### Set task
Emit the data below verbatim, stripping out any pictures.

Dataset entries
※ ※ ※

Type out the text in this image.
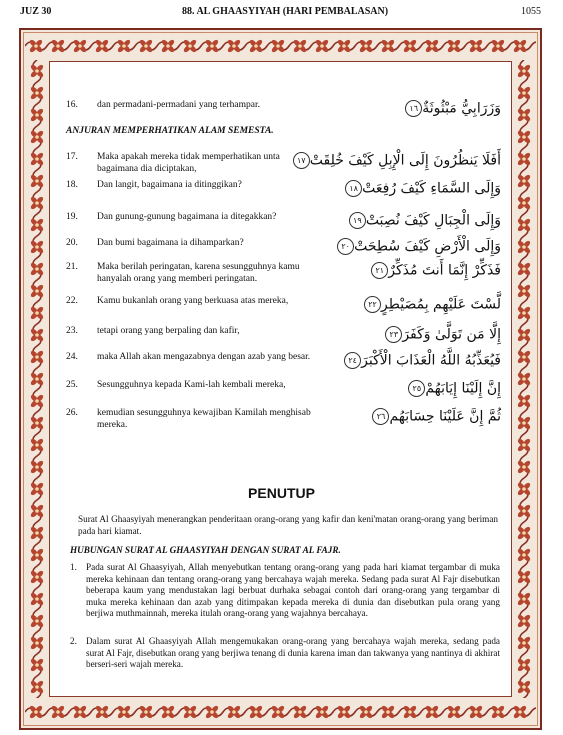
JUZ 30	88. AL GHAASYIYAH (HARI PEMBALASAN)	1055
ANJURAN MEMPERHATIKAN ALAM SEMESTA.
16. dan permadani-permadani yang terhampar.	وَزَرَابِيُّ مَبْثُوثَةٌ١٦
17. Maka apakah mereka tidak memperhatikan unta bagaimana dia diciptakan,	أَفَلَا يَنظُرُونَ إِلَى الْإِبِلِ كَيْفَ خُلِقَتْ١٧
18. Dan langit, bagaimana ia ditinggikan?	وَإِلَى السَّمَاءِ كَيْفَ رُفِعَتْ١٨
19. Dan gunung-gunung bagaimana ia ditegakkan?	وَإِلَى الْجِبَالِ كَيْفَ نُصِبَتْ١٩
20. Dan bumi bagaimana ia dihamparkan?	وَإِلَى الْأَرْضِ كَيْفَ سُطِحَتْ٢٠
21. Maka berilah peringatan, karena sesungguhnya kamu hanyalah orang yang memberi peringatan.	فَذَكِّرْ إِنَّمَا أَنتَ مُذَكِّرٌ٢١
22. Kamu bukanlah orang yang berkuasa atas mereka,	لَّسْتَ عَلَيْهِم بِمُصَيْطِرٍ٢٢
23. tetapi orang yang berpaling dan kafir,	إِلَّا مَن تَوَلَّىٰ وَكَفَرَ٢٣
24. maka Allah akan mengazabnya dengan azab yang besar.	فَيُعَذِّبُهُ اللَّهُ الْعَذَابَ الْأَكْبَرَ٢٤
25. Sesungguhnya kepada Kami-lah kembali mereka,	إِنَّ إِلَيْنَا إِيَابَهُمْ٢٥
26. kemudian sesungguhnya kewajiban Kamilah menghisab mereka.	ثُمَّ إِنَّ عَلَيْنَا حِسَابَهُم٢٦
PENUTUP
Surat Al Ghaasyiyah menerangkan penderitaan orang-orang yang kafir dan keni'matan orang-orang yang beriman pada hari kiamat.
HUBUNGAN SURAT AL GHAASYIYAH DENGAN SURAT AL FAJR.
1. Pada surat Al Ghaasyiyah, Allah menyebutkan tentang orang-orang yang pada hari kiamat tergambar di muka mereka kehinaan dan tentang orang-orang yang bercahaya wajah mereka. Sedang pada surat Al Fajr disebutkan beberapa kaum yang mendustakan lagi berbuat durhaka sebagai contoh dari orang-orang yang tergambar di muka mereka kehinaan dan azab yang ditimpakan kepada mereka di dunia dan disebutkan pula orang yang berjiwa muthmainnah, mereka itulah orang-orang yang wajahnya bercahaya.
2. Dalam surat Al Ghaasyiyah Allah mengemukakan orang-orang yang bercahaya wajah mereka, sedang pada surat Al Fajr, disebutkan orang yang berjiwa tenang di dunia karena iman dan takwanya yang nantinya di akhirat berseri-seri wajah mereka.
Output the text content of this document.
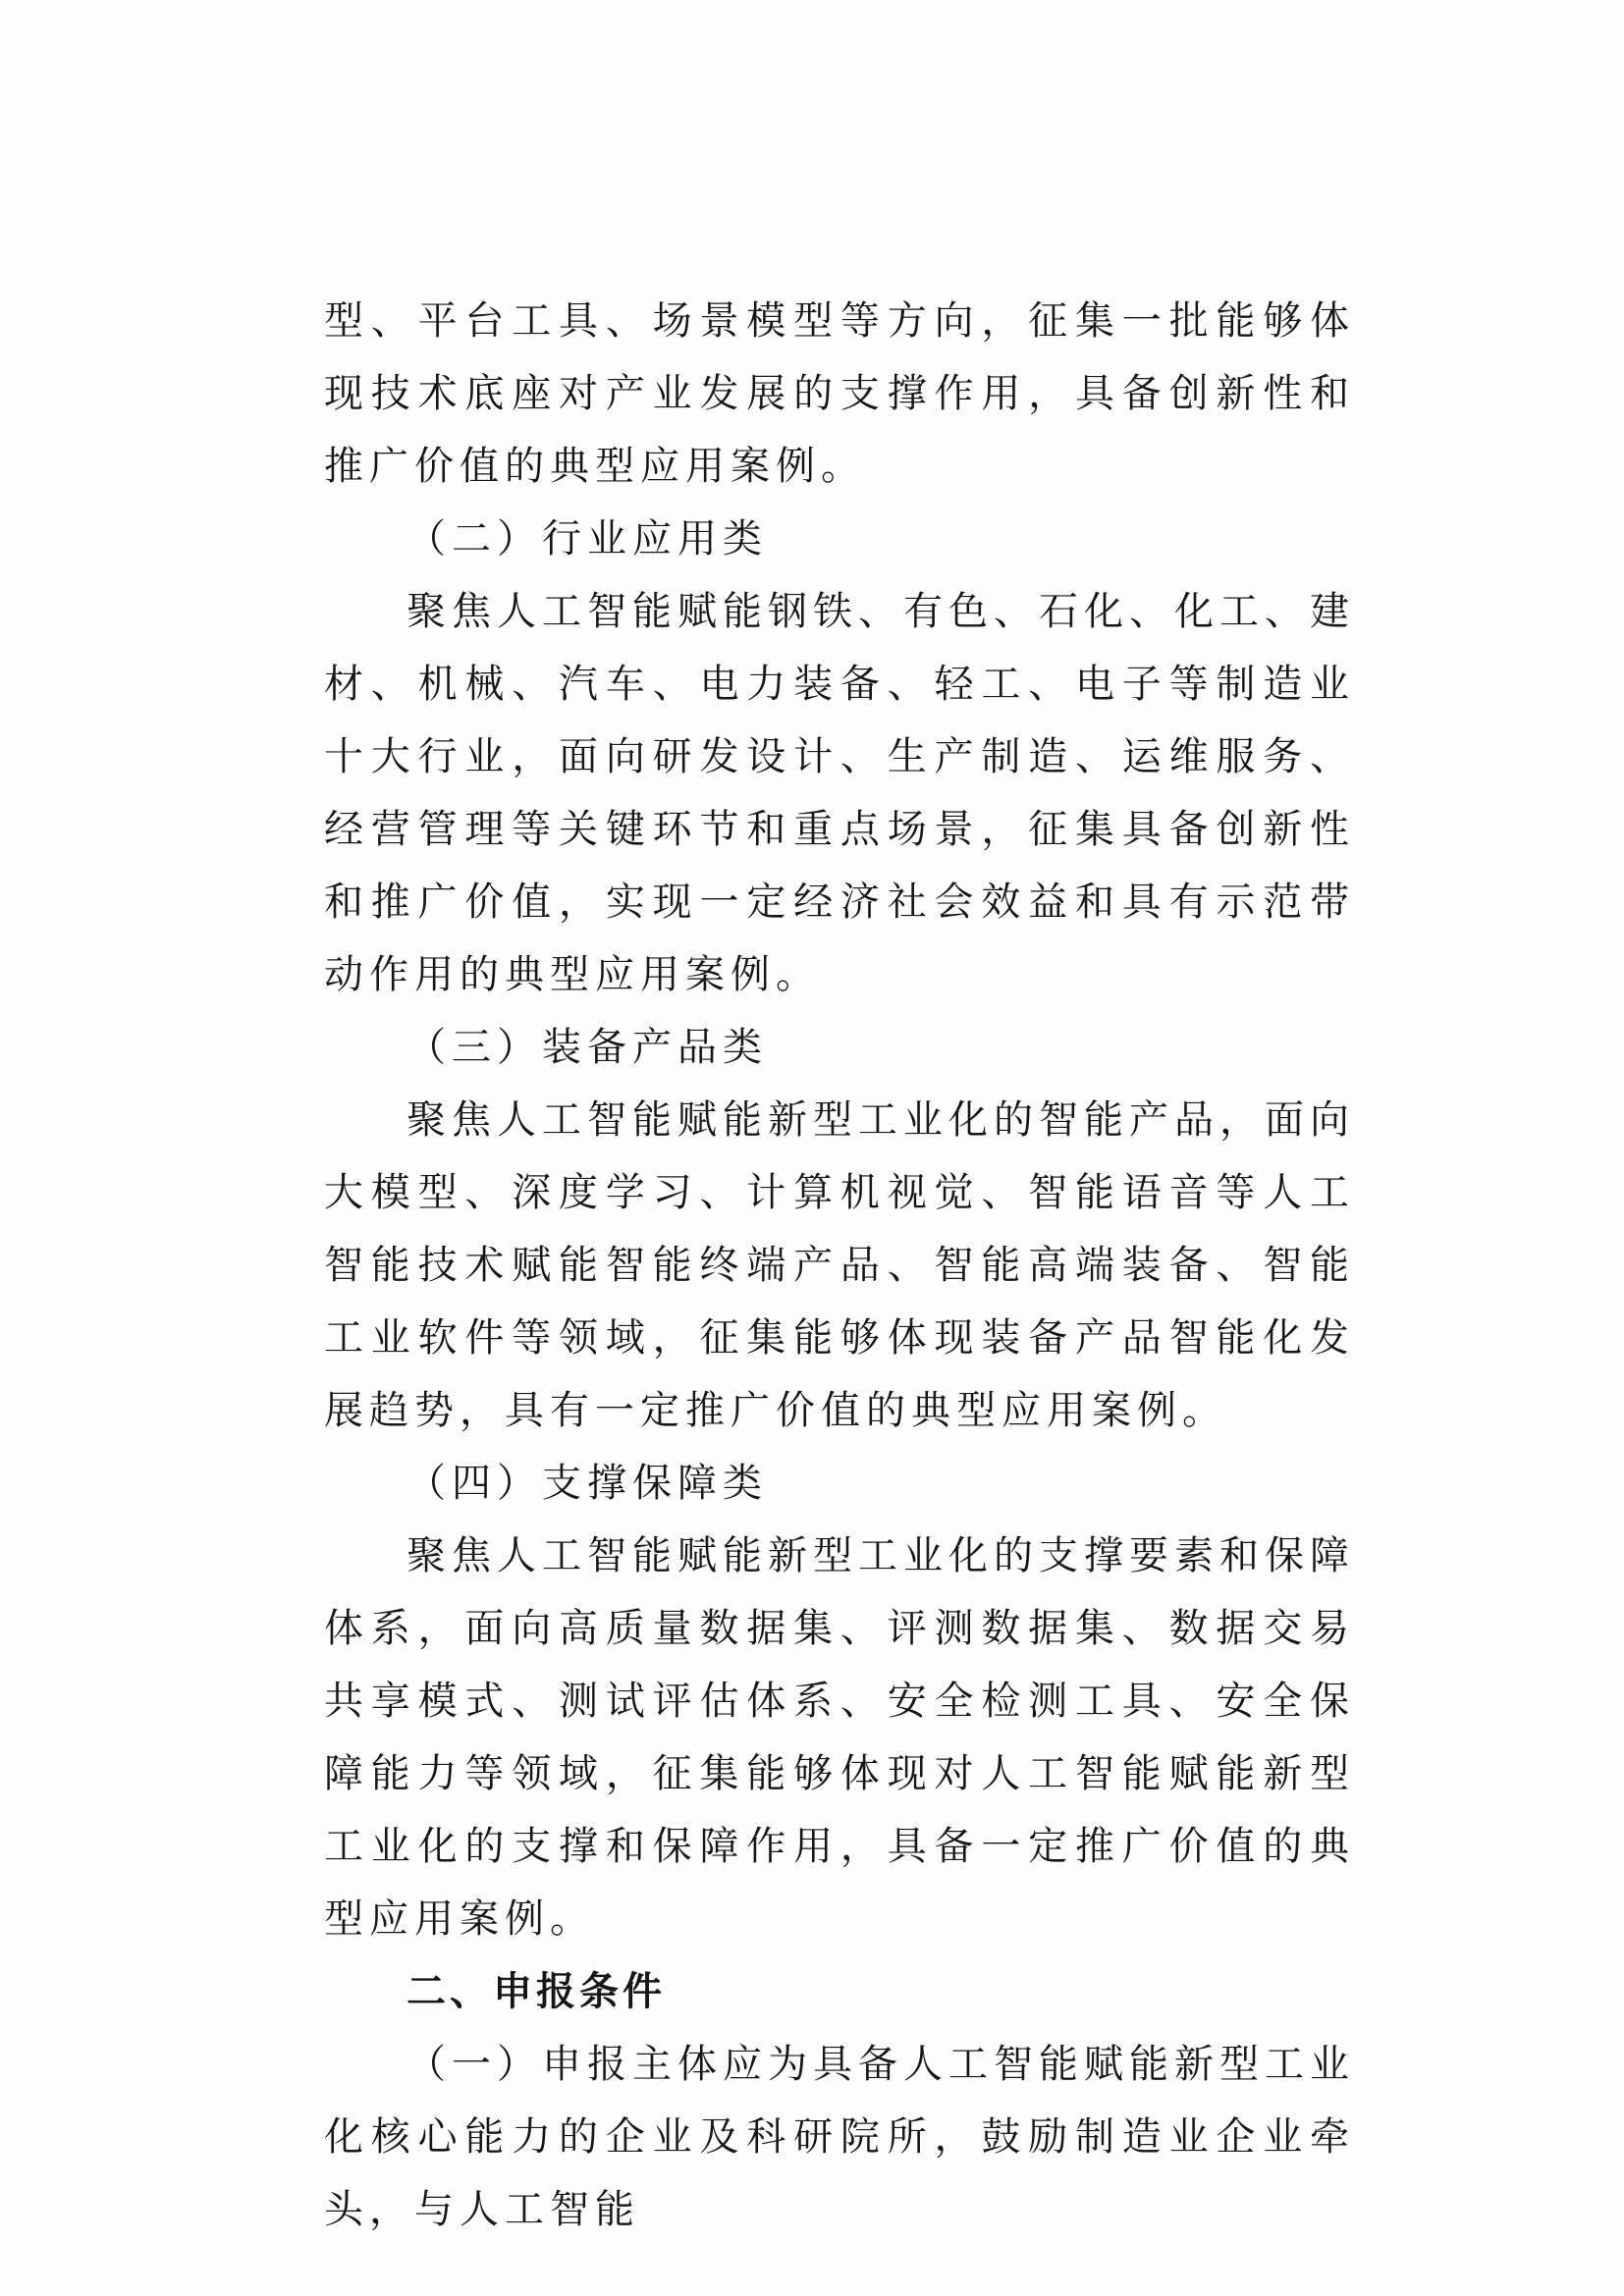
型、平台工具、场景模型等方向，征集一批能够体现技术底座对产业发展的支撑作用，具备创新性和推广价值的典型应用案例。

（二）行业应用类

聚焦人工智能赋能钢铁、有色、石化、化工、建材、机械、汽车、电力装备、轻工、电子等制造业十大行业，面向研发设计、生产制造、运维服务、经营管理等关键环节和重点场景，征集具备创新性和推广价值，实现一定经济社会效益和具有示范带动作用的典型应用案例。

（三）装备产品类

聚焦人工智能赋能新型工业化的智能产品，面向大模型、深度学习、计算机视觉、智能语音等人工智能技术赋能智能终端产品、智能高端装备、智能工业软件等领域，征集能够体现装备产品智能化发展趋势，具有一定推广价值的典型应用案例。

（四）支撑保障类

聚焦人工智能赋能新型工业化的支撑要素和保障体系，面向高质量数据集、评测数据集、数据交易共享模式、测试评估体系、安全检测工具、安全保障能力等领域，征集能够体现对人工智能赋能新型工业化的支撑和保障作用，具备一定推广价值的典型应用案例。

二、申报条件

（一）申报主体应为具备人工智能赋能新型工业化核心能力的企业及科研院所，鼓励制造业企业牵头，与人工智能
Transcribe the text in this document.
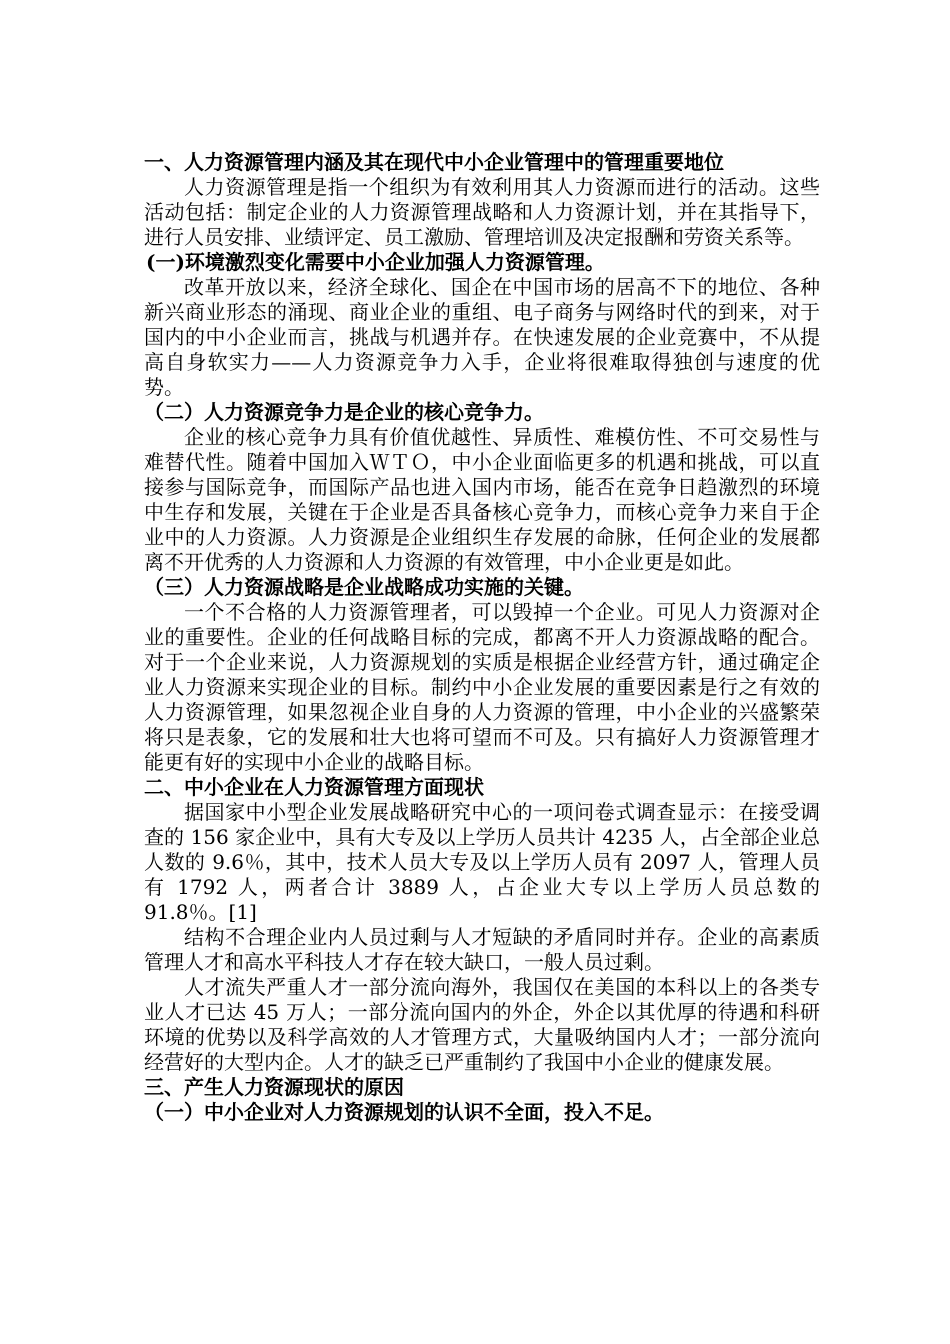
一、人力资源管理内涵及其在现代中小企业管理中的管理重要地位

人力资源管理是指一个组织为有效利用其人力资源而进行的活动。这些活动包括：制定企业的人力资源管理战略和人力资源计划，并在其指导下，进行人员安排、业绩评定、员工激励、管理培训及决定报酬和劳资关系等。

(一)环境激烈变化需要中小企业加强人力资源管理。

改革开放以来，经济全球化、国企在中国市场的居高不下的地位、各种新兴商业形态的涌现、商业企业的重组、电子商务与网络时代的到来，对于国内的中小企业而言，挑战与机遇并存。在快速发展的企业竞赛中，不从提高自身软实力——人力资源竞争力入手，企业将很难取得独创与速度的优势。

（二）人力资源竞争力是企业的核心竞争力。

企业的核心竞争力具有价值优越性、异质性、难模仿性、不可交易性与难替代性。随着中国加入ＷＴＯ，中小企业面临更多的机遇和挑战，可以直接参与国际竞争，而国际产品也进入国内市场，能否在竞争日趋激烈的环境中生存和发展，关键在于企业是否具备核心竞争力，而核心竞争力来自于企业中的人力资源。人力资源是企业组织生存发展的命脉，任何企业的发展都离不开优秀的人力资源和人力资源的有效管理，中小企业更是如此。

（三）人力资源战略是企业战略成功实施的关键。

一个不合格的人力资源管理者，可以毁掉一个企业。可见人力资源对企业的重要性。企业的任何战略目标的完成，都离不开人力资源战略的配合。对于一个企业来说，人力资源规划的实质是根据企业经营方针，通过确定企业人力资源来实现企业的目标。制约中小企业发展的重要因素是行之有效的人力资源管理，如果忽视企业自身的人力资源的管理，中小企业的兴盛繁荣将只是表象，它的发展和壮大也将可望而不可及。只有搞好人力资源管理才能更有好的实现中小企业的战略目标。

二、中小企业在人力资源管理方面现状

据国家中小型企业发展战略研究中心的一项问卷式调查显示：在接受调查的 156 家企业中，具有大专及以上学历人员共计 4235 人，占全部企业总人数的 9.6％，其中，技术人员大专及以上学历人员有 2097 人，管理人员有 1792 人，两者合计 3889 人，占企业大专以上学历人员总数的 91.8％。[1]

结构不合理企业内人员过剩与人才短缺的矛盾同时并存。企业的高素质管理人才和高水平科技人才存在较大缺口，一般人员过剩。

人才流失严重人才一部分流向海外，我国仅在美国的本科以上的各类专业人才已达 45 万人；一部分流向国内的外企，外企以其优厚的待遇和科研环境的优势以及科学高效的人才管理方式，大量吸纳国内人才；一部分流向经营好的大型内企。人才的缺乏已严重制约了我国中小企业的健康发展。

三、产生人力资源现状的原因

（一）中小企业对人力资源规划的认识不全面，投入不足。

※ ※ ※

### Answer to this task
Type out the text in this image.
JUZ 30	88. AL GHAASYIYAH (HARI PEMBALASAN)	1055
ANJURAN MEMPERHATIKAN ALAM SEMESTA.
16. dan permadani-permadani yang terhampar.	وَزَرَابِيُّ مَبْثُوثَةٌ١٦
17. Maka apakah mereka tidak memperhatikan unta bagaimana dia diciptakan,	أَفَلَا يَنظُرُونَ إِلَى الْإِبِلِ كَيْفَ خُلِقَتْ١٧
18. Dan langit, bagaimana ia ditinggikan?	وَإِلَى السَّمَاءِ كَيْفَ رُفِعَتْ١٨
19. Dan gunung-gunung bagaimana ia ditegakkan?	وَإِلَى الْجِبَالِ كَيْفَ نُصِبَتْ١٩
20. Dan bumi bagaimana ia dihamparkan?	وَإِلَى الْأَرْضِ كَيْفَ سُطِحَتْ٢٠
21. Maka berilah peringatan, karena sesungguhnya kamu hanyalah orang yang memberi peringatan.	فَذَكِّرْ إِنَّمَا أَنتَ مُذَكِّرٌ٢١
22. Kamu bukanlah orang yang berkuasa atas mereka,	لَّسْتَ عَلَيْهِم بِمُصَيْطِرٍ٢٢
23. tetapi orang yang berpaling dan kafir,	إِلَّا مَن تَوَلَّىٰ وَكَفَرَ٢٣
24. maka Allah akan mengazabnya dengan azab yang besar.	فَيُعَذِّبُهُ اللَّهُ الْعَذَابَ الْأَكْبَرَ٢٤
25. Sesungguhnya kepada Kami-lah kembali mereka,	إِنَّ إِلَيْنَا إِيَابَهُمْ٢٥
26. kemudian sesungguhnya kewajiban Kamilah menghisab mereka.	ثُمَّ إِنَّ عَلَيْنَا حِسَابَهُم٢٦
PENUTUP
Surat Al Ghaasyiyah menerangkan penderitaan orang-orang yang kafir dan keni'matan orang-orang yang beriman pada hari kiamat.
HUBUNGAN SURAT AL GHAASYIYAH DENGAN SURAT AL FAJR.
1. Pada surat Al Ghaasyiyah, Allah menyebutkan tentang orang-orang yang pada hari kiamat tergambar di muka mereka kehinaan dan tentang orang-orang yang bercahaya wajah mereka. Sedang pada surat Al Fajr disebutkan beberapa kaum yang mendustakan lagi berbuat durhaka sebagai contoh dari orang-orang yang tergambar di muka mereka kehinaan dan azab yang ditimpakan kepada mereka di dunia dan disebutkan pula orang yang berjiwa muthmainnah, mereka itulah orang-orang yang wajahnya bercahaya.
2. Dalam surat Al Ghaasyiyah Allah mengemukakan orang-orang yang bercahaya wajah mereka, sedang pada surat Al Fajr, disebutkan orang yang berjiwa tenang di dunia karena iman dan takwanya yang nantinya di akhirat berseri-seri wajah mereka.
Output the text content of this document.
型、平台工具、场景模型等方向，征集一批能够体现技术底座对产业发展的支撑作用，具备创新性和推广价值的典型应用案例。

（二）行业应用类

聚焦人工智能赋能钢铁、有色、石化、化工、建材、机械、汽车、电力装备、轻工、电子等制造业十大行业，面向研发设计、生产制造、运维服务、经营管理等关键环节和重点场景，征集具备创新性和推广价值，实现一定经济社会效益和具有示范带动作用的典型应用案例。

（三）装备产品类

聚焦人工智能赋能新型工业化的智能产品，面向大模型、深度学习、计算机视觉、智能语音等人工智能技术赋能智能终端产品、智能高端装备、智能工业软件等领域，征集能够体现装备产品智能化发展趋势，具有一定推广价值的典型应用案例。

（四）支撑保障类

聚焦人工智能赋能新型工业化的支撑要素和保障体系，面向高质量数据集、评测数据集、数据交易共享模式、测试评估体系、安全检测工具、安全保障能力等领域，征集能够体现对人工智能赋能新型工业化的支撑和保障作用，具备一定推广价值的典型应用案例。

二、申报条件

（一）申报主体应为具备人工智能赋能新型工业化核心能力的企业及科研院所，鼓励制造业企业牵头，与人工智能
Transcribe the text in this document.
一、人力资源管理内涵及其在现代中小企业管理中的管理重要地位

人力资源管理是指一个组织为有效利用其人力资源而进行的活动。这些活动包括：制定企业的人力资源管理战略和人力资源计划，并在其指导下，进行人员安排、业绩评定、员工激励、管理培训及决定报酬和劳资关系等。

(一)环境激烈变化需要中小企业加强人力资源管理。

改革开放以来，经济全球化、国企在中国市场的居高不下的地位、各种新兴商业形态的涌现、商业企业的重组、电子商务与网络时代的到来，对于国内的中小企业而言，挑战与机遇并存。在快速发展的企业竞赛中，不从提高自身软实力——人力资源竞争力入手，企业将很难取得独创与速度的优势。

（二）人力资源竞争力是企业的核心竞争力。

企业的核心竞争力具有价值优越性、异质性、难模仿性、不可交易性与难替代性。随着中国加入ＷＴＯ，中小企业面临更多的机遇和挑战，可以直接参与国际竞争，而国际产品也进入国内市场，能否在竞争日趋激烈的环境中生存和发展，关键在于企业是否具备核心竞争力，而核心竞争力来自于企业中的人力资源。人力资源是企业组织生存发展的命脉，任何企业的发展都离不开优秀的人力资源和人力资源的有效管理，中小企业更是如此。

（三）人力资源战略是企业战略成功实施的关键。

一个不合格的人力资源管理者，可以毁掉一个企业。可见人力资源对企业的重要性。企业的任何战略目标的完成，都离不开人力资源战略的配合。对于一个企业来说，人力资源规划的实质是根据企业经营方针，通过确定企业人力资源来实现企业的目标。制约中小企业发展的重要因素是行之有效的人力资源管理，如果忽视企业自身的人力资源的管理，中小企业的兴盛繁荣将只是表象，它的发展和壮大也将可望而不可及。只有搞好人力资源管理才能更有好的实现中小企业的战略目标。

二、中小企业在人力资源管理方面现状

据国家中小型企业发展战略研究中心的一项问卷式调查显示：在接受调查的 156 家企业中，具有大专及以上学历人员共计 4235 人，占全部企业总人数的 9.6％，其中，技术人员大专及以上学历人员有 2097 人，管理人员有 1792 人，两者合计 3889 人，占企业大专以上学历人员总数的 91.8％。[1]

结构不合理企业内人员过剩与人才短缺的矛盾同时并存。企业的高素质管理人才和高水平科技人才存在较大缺口，一般人员过剩。

人才流失严重人才一部分流向海外，我国仅在美国的本科以上的各类专业人才已达 45 万人；一部分流向国内的外企，外企以其优厚的待遇和科研环境的优势以及科学高效的人才管理方式，大量吸纳国内人才；一部分流向经营好的大型内企。人才的缺乏已严重制约了我国中小企业的健康发展。

三、产生人力资源现状的原因

（一）中小企业对人力资源规划的认识不全面，投入不足。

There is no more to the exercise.